BEGIN Information provided
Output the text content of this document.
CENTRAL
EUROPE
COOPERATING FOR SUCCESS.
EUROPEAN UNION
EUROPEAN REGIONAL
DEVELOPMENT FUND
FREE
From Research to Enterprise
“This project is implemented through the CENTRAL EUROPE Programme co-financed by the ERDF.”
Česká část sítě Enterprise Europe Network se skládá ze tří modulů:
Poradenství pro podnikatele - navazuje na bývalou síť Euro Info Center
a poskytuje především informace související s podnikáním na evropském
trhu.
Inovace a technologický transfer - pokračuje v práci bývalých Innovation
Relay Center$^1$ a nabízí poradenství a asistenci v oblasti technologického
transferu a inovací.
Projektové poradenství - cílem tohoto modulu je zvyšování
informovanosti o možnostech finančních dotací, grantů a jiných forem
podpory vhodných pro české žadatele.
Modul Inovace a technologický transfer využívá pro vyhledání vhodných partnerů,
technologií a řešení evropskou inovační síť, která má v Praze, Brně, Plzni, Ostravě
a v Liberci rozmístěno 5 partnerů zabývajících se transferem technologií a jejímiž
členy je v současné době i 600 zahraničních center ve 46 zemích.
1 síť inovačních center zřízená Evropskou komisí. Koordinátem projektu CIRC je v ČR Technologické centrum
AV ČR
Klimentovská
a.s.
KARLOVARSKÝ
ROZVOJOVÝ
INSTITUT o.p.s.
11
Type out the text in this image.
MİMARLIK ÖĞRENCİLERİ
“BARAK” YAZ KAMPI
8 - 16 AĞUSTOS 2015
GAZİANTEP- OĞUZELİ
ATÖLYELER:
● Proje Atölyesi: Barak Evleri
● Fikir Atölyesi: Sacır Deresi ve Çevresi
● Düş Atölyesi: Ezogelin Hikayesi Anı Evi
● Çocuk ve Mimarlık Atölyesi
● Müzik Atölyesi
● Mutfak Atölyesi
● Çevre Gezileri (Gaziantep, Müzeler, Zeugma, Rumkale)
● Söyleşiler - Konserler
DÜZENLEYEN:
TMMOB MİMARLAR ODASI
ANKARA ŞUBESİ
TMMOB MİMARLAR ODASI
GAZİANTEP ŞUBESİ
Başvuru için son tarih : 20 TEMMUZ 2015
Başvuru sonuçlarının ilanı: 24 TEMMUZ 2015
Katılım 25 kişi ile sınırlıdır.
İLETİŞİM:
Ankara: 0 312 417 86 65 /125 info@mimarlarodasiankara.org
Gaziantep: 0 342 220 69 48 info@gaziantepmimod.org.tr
END Information provided
Out of the preceding entries, pull every line containing the string "Gaziantep".

--- Exercise output ---
● Çevre Gezileri (Gaziantep, Müzeler, Zeugma, Rumkale)
Gaziantep: 0 342 220 69 48 info@gaziantepmimod.org.tr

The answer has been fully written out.